[Direction] Filter the entries below, keeping only lines with the word "panel".

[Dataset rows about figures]

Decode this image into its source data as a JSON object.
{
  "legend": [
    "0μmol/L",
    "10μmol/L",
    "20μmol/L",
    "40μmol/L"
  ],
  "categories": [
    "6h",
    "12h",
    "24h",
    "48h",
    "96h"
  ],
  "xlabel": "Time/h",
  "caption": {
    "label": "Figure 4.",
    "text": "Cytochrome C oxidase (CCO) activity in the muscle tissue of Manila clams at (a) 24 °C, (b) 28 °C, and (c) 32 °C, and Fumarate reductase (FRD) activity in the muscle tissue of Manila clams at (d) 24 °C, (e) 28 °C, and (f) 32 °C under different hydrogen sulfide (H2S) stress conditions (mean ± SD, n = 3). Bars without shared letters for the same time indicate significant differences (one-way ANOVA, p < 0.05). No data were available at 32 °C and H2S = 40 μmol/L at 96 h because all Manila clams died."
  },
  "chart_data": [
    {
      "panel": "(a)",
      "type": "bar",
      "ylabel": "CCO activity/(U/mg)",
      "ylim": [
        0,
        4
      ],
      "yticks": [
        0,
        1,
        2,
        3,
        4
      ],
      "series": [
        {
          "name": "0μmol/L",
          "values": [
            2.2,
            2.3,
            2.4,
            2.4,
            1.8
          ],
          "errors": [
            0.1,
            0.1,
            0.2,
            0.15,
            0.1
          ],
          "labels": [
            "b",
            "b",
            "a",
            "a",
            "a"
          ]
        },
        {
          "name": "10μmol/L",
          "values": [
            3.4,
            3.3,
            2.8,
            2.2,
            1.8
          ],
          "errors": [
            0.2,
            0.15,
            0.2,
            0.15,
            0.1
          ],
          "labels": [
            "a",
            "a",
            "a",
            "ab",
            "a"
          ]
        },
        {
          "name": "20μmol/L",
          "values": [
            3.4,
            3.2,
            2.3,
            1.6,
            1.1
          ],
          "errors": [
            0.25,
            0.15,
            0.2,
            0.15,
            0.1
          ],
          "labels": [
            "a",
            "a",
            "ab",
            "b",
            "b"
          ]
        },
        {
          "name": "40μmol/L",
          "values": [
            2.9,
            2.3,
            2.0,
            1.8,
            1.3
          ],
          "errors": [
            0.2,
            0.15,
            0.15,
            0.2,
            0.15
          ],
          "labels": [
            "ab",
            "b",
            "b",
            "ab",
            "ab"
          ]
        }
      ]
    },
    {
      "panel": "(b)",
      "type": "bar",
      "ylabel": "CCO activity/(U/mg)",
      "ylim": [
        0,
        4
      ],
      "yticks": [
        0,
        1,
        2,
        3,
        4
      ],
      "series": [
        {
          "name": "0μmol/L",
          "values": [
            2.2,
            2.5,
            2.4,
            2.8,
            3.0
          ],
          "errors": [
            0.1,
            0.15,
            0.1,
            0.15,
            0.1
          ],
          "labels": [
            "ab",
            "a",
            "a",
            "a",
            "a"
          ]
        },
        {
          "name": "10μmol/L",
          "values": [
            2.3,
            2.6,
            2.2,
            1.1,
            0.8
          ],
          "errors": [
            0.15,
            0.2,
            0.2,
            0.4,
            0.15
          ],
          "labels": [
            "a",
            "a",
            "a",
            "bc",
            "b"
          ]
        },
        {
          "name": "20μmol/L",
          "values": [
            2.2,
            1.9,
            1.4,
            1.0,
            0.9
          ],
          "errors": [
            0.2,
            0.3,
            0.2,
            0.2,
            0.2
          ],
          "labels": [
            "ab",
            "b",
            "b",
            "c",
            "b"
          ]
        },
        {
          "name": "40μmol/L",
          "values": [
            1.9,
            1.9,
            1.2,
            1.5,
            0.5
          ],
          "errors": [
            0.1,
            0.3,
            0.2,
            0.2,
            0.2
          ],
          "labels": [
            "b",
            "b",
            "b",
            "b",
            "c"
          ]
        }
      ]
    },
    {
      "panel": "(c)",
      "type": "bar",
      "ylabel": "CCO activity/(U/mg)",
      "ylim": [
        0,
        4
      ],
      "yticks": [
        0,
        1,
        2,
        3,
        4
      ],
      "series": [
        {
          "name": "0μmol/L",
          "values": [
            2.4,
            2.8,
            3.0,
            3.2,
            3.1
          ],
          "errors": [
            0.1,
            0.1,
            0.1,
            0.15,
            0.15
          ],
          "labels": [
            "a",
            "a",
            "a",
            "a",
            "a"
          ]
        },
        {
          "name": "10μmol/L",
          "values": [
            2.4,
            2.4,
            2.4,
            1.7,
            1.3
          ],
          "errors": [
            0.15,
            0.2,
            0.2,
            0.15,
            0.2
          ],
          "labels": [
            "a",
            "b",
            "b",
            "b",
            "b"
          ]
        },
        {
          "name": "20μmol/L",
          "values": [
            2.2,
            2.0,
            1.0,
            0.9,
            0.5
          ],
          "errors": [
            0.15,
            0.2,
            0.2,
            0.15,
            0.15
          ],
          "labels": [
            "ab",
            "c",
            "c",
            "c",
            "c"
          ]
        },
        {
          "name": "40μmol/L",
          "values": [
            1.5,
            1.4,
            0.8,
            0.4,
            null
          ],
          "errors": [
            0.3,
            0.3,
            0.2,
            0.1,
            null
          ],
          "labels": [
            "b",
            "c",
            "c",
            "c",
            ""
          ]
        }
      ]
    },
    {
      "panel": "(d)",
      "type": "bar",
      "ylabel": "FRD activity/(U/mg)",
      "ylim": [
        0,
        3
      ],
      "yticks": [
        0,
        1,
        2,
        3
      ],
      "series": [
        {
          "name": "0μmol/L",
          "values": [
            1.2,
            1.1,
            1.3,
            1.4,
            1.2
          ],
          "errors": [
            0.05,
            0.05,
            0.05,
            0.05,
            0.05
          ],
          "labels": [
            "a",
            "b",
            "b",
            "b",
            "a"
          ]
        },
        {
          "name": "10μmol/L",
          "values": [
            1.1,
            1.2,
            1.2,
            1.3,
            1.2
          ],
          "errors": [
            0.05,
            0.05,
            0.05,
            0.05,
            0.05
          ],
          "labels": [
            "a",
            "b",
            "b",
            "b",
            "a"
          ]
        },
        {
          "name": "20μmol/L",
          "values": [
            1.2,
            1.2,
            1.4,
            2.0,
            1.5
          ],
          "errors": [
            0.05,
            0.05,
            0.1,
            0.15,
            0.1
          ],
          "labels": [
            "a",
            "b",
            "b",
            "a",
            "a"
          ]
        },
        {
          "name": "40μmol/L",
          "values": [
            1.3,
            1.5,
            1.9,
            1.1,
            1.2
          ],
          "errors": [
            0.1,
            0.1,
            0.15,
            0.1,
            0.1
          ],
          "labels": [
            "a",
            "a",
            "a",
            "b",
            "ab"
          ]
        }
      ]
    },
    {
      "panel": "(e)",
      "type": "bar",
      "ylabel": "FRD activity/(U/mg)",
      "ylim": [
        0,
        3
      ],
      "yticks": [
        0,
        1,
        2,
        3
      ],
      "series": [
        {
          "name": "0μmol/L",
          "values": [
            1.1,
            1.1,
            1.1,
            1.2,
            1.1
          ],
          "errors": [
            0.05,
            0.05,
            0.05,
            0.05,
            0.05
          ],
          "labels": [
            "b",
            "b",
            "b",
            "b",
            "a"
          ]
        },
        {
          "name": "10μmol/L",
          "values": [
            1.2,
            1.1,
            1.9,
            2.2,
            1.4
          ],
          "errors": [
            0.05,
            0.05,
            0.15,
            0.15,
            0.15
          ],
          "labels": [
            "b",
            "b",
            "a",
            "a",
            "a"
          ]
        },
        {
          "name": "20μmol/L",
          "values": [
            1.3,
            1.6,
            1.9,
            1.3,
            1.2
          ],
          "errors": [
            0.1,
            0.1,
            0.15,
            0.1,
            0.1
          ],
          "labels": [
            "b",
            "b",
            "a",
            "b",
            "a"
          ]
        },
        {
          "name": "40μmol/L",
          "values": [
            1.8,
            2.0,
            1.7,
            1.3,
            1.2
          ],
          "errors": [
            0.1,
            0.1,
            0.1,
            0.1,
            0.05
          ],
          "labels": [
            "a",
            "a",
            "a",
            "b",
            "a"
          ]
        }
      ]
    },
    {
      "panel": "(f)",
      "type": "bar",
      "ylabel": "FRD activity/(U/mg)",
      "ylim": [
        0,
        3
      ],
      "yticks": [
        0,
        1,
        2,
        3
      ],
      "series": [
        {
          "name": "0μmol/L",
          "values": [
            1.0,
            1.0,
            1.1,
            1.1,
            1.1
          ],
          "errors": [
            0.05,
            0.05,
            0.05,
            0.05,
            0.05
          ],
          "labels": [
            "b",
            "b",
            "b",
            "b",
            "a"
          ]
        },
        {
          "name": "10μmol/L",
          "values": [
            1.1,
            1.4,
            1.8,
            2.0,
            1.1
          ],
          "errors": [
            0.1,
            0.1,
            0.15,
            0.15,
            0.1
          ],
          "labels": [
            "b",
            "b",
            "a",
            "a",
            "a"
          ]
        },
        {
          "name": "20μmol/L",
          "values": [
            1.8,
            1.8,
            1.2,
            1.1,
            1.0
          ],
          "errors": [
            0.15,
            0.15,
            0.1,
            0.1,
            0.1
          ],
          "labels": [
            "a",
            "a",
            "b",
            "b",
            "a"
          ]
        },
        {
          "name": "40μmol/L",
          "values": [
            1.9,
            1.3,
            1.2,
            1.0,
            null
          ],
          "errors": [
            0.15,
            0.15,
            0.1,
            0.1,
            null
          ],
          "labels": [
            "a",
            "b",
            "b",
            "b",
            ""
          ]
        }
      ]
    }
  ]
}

[Output for this exercise]
      "panel": "(a)",
      "panel": "(b)",
      "panel": "(c)",
      "panel": "(d)",
      "panel": "(e)",
      "panel": "(f)",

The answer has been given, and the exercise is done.